Aim of the task -> Return the records that follow, matching each one exactly.

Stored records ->
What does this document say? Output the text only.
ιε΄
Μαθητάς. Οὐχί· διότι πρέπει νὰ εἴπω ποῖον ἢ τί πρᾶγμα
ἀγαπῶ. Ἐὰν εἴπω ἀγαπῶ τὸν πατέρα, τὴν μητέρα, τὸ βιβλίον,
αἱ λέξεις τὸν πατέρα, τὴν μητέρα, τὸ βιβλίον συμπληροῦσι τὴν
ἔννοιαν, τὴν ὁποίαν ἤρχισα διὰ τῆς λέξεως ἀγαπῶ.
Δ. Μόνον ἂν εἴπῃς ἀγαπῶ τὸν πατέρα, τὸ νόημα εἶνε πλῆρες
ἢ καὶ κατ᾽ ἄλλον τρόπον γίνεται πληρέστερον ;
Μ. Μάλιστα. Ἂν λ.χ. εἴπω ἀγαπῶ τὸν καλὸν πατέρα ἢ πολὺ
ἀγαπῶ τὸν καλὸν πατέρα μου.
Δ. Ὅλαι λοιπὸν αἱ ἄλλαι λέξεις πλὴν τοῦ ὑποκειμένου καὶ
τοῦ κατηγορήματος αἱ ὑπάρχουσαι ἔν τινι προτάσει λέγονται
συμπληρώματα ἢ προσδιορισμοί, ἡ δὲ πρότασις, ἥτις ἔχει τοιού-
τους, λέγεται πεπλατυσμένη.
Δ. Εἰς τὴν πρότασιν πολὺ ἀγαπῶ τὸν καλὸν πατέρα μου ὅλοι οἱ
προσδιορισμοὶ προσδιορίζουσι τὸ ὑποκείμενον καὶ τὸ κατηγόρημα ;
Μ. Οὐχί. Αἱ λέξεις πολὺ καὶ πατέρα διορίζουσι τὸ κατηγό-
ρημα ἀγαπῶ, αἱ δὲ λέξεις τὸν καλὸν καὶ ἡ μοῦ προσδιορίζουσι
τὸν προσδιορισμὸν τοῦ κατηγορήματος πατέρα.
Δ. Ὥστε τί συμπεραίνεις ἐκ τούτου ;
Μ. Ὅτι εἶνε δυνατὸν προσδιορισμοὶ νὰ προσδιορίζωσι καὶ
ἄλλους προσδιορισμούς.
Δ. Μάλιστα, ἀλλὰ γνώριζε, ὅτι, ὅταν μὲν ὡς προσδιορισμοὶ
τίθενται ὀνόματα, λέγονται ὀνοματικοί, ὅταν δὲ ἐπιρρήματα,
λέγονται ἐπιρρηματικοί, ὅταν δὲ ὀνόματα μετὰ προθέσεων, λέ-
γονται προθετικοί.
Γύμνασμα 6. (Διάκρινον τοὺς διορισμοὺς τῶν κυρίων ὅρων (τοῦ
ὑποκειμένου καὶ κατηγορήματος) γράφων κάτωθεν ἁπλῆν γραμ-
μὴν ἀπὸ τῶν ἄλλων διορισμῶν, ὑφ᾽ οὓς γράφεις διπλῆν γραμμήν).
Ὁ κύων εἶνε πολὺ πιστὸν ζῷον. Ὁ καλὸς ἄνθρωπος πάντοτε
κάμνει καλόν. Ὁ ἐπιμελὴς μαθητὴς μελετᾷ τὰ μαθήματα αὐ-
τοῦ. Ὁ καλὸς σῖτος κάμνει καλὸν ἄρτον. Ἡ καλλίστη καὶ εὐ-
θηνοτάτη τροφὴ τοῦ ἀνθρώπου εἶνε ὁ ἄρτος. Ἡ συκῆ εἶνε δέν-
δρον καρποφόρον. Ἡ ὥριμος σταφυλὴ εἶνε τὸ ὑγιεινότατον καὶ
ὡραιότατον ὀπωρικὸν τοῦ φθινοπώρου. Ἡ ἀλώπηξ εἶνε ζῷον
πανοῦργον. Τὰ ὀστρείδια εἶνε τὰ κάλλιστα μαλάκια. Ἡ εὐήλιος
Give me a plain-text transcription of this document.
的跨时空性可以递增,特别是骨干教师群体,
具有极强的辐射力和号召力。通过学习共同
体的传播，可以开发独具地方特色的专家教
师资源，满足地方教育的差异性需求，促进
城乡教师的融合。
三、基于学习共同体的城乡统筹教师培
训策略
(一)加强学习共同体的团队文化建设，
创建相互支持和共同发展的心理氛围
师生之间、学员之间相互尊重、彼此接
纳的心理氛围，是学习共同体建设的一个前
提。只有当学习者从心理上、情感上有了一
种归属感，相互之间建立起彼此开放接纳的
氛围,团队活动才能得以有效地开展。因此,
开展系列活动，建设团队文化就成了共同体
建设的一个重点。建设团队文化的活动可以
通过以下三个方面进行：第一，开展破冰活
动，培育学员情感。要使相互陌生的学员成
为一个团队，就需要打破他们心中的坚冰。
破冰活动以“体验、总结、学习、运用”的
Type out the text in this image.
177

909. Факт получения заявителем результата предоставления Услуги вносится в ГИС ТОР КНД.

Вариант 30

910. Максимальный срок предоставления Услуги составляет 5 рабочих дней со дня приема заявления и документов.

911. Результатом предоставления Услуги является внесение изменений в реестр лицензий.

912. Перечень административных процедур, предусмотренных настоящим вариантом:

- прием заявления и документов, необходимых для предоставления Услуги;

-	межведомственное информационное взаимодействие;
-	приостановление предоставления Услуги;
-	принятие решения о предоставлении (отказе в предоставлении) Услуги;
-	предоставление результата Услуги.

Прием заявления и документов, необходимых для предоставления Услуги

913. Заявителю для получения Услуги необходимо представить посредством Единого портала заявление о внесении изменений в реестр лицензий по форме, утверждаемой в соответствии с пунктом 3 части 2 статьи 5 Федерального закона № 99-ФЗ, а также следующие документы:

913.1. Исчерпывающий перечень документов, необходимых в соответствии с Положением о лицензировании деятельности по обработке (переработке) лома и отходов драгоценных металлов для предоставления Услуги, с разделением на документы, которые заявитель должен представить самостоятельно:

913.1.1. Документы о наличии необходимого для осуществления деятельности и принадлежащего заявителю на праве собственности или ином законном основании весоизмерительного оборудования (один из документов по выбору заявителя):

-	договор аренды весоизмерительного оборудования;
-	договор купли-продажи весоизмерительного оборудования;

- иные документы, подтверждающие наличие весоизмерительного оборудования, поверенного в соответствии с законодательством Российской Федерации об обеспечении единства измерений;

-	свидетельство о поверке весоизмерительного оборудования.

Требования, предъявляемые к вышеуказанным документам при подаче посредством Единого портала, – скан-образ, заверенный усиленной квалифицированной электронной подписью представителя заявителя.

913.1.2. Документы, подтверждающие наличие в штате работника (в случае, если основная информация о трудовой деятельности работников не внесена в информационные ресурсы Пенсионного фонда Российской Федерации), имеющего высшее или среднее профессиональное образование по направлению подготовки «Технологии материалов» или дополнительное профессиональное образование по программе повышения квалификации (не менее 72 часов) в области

Written response ->
What does this document say? Output the text only.
ιε΄
Μαθητάς. Οὐχί· διότι πρέπει νὰ εἴπω ποῖον ἢ τί πρᾶγμα
ἀγαπῶ. Ἐὰν εἴπω ἀγαπῶ τὸν πατέρα, τὴν μητέρα, τὸ βιβλίον,
αἱ λέξεις τὸν πατέρα, τὴν μητέρα, τὸ βιβλίον συμπληροῦσι τὴν
ἔννοιαν, τὴν ὁποίαν ἤρχισα διὰ τῆς λέξεως ἀγαπῶ.
Δ. Μόνον ἂν εἴπῃς ἀγαπῶ τὸν πατέρα, τὸ νόημα εἶνε πλῆρες
ἢ καὶ κατ᾽ ἄλλον τρόπον γίνεται πληρέστερον ;
Μ. Μάλιστα. Ἂν λ.χ. εἴπω ἀγαπῶ τὸν καλὸν πατέρα ἢ πολὺ
ἀγαπῶ τὸν καλὸν πατέρα μου.
Δ. Ὅλαι λοιπὸν αἱ ἄλλαι λέξεις πλὴν τοῦ ὑποκειμένου καὶ
τοῦ κατηγορήματος αἱ ὑπάρχουσαι ἔν τινι προτάσει λέγονται
συμπληρώματα ἢ προσδιορισμοί, ἡ δὲ πρότασις, ἥτις ἔχει τοιού-
τους, λέγεται πεπλατυσμένη.
Δ. Εἰς τὴν πρότασιν πολὺ ἀγαπῶ τὸν καλὸν πατέρα μου ὅλοι οἱ
προσδιορισμοὶ προσδιορίζουσι τὸ ὑποκείμενον καὶ τὸ κατηγόρημα ;
Μ. Οὐχί. Αἱ λέξεις πολὺ καὶ πατέρα διορίζουσι τὸ κατηγό-
ρημα ἀγαπῶ, αἱ δὲ λέξεις τὸν καλὸν καὶ ἡ μοῦ προσδιορίζουσι
τὸν προσδιορισμὸν τοῦ κατηγορήματος πατέρα.
Δ. Ὥστε τί συμπεραίνεις ἐκ τούτου ;
Μ. Ὅτι εἶνε δυνατὸν προσδιορισμοὶ νὰ προσδιορίζωσι καὶ
ἄλλους προσδιορισμούς.
Δ. Μάλιστα, ἀλλὰ γνώριζε, ὅτι, ὅταν μὲν ὡς προσδιορισμοὶ
τίθενται ὀνόματα, λέγονται ὀνοματικοί, ὅταν δὲ ἐπιρρήματα,
λέγονται ἐπιρρηματικοί, ὅταν δὲ ὀνόματα μετὰ προθέσεων, λέ-
γονται προθετικοί.
Γύμνασμα 6. (Διάκρινον τοὺς διορισμοὺς τῶν κυρίων ὅρων (τοῦ
ὑποκειμένου καὶ κατηγορήματος) γράφων κάτωθεν ἁπλῆν γραμ-
μὴν ἀπὸ τῶν ἄλλων διορισμῶν, ὑφ᾽ οὓς γράφεις διπλῆν γραμμήν).
Ὁ κύων εἶνε πολὺ πιστὸν ζῷον. Ὁ καλὸς ἄνθρωπος πάντοτε
κάμνει καλόν. Ὁ ἐπιμελὴς μαθητὴς μελετᾷ τὰ μαθήματα αὐ-
τοῦ. Ὁ καλὸς σῖτος κάμνει καλὸν ἄρτον. Ἡ καλλίστη καὶ εὐ-
θηνοτάτη τροφὴ τοῦ ἀνθρώπου εἶνε ὁ ἄρτος. Ἡ συκῆ εἶνε δέν-
δρον καρποφόρον. Ἡ ὥριμος σταφυλὴ εἶνε τὸ ὑγιεινότατον καὶ
ὡραιότατον ὀπωρικὸν τοῦ φθινοπώρου. Ἡ ἀλώπηξ εἶνε ζῷον
πανοῦργον. Τὰ ὀστρείδια εἶνε τὰ κάλλιστα μαλάκια. Ἡ εὐήλιος
Give me a plain-text transcription of this document.
的跨时空性可以递增,特别是骨干教师群体,
具有极强的辐射力和号召力。通过学习共同
体的传播，可以开发独具地方特色的专家教
师资源，满足地方教育的差异性需求，促进
城乡教师的融合。
三、基于学习共同体的城乡统筹教师培
训策略
(一)加强学习共同体的团队文化建设，
创建相互支持和共同发展的心理氛围
师生之间、学员之间相互尊重、彼此接
纳的心理氛围，是学习共同体建设的一个前
提。只有当学习者从心理上、情感上有了一
种归属感，相互之间建立起彼此开放接纳的
氛围,团队活动才能得以有效地开展。因此,
开展系列活动，建设团队文化就成了共同体
建设的一个重点。建设团队文化的活动可以
通过以下三个方面进行：第一，开展破冰活
动，培育学员情感。要使相互陌生的学员成
为一个团队，就需要打破他们心中的坚冰。
破冰活动以“体验、总结、学习、运用”的
Type out the text in this image.
177

909. Факт получения заявителем результата предоставления Услуги вносится в ГИС ТОР КНД.

Вариант 30

910. Максимальный срок предоставления Услуги составляет 5 рабочих дней со дня приема заявления и документов.

911. Результатом предоставления Услуги является внесение изменений в реестр лицензий.

912. Перечень административных процедур, предусмотренных настоящим вариантом:

- прием заявления и документов, необходимых для предоставления Услуги;

-	межведомственное информационное взаимодействие;
-	приостановление предоставления Услуги;
-	принятие решения о предоставлении (отказе в предоставлении) Услуги;
-	предоставление результата Услуги.

Прием заявления и документов, необходимых для предоставления Услуги

913. Заявителю для получения Услуги необходимо представить посредством Единого портала заявление о внесении изменений в реестр лицензий по форме, утверждаемой в соответствии с пунктом 3 части 2 статьи 5 Федерального закона № 99-ФЗ, а также следующие документы:

913.1. Исчерпывающий перечень документов, необходимых в соответствии с Положением о лицензировании деятельности по обработке (переработке) лома и отходов драгоценных металлов для предоставления Услуги, с разделением на документы, которые заявитель должен представить самостоятельно:

913.1.1. Документы о наличии необходимого для осуществления деятельности и принадлежащего заявителю на праве собственности или ином законном основании весоизмерительного оборудования (один из документов по выбору заявителя):

-	договор аренды весоизмерительного оборудования;
-	договор купли-продажи весоизмерительного оборудования;

- иные документы, подтверждающие наличие весоизмерительного оборудования, поверенного в соответствии с законодательством Российской Федерации об обеспечении единства измерений;

-	свидетельство о поверке весоизмерительного оборудования.

Требования, предъявляемые к вышеуказанным документам при подаче посредством Единого портала, – скан-образ, заверенный усиленной квалифицированной электронной подписью представителя заявителя.

913.1.2. Документы, подтверждающие наличие в штате работника (в случае, если основная информация о трудовой деятельности работников не внесена в информационные ресурсы Пенсионного фонда Российской Федерации), имеющего высшее или среднее профессиональное образование по направлению подготовки «Технологии материалов» или дополнительное профессиональное образование по программе повышения квалификации (не менее 72 часов) в области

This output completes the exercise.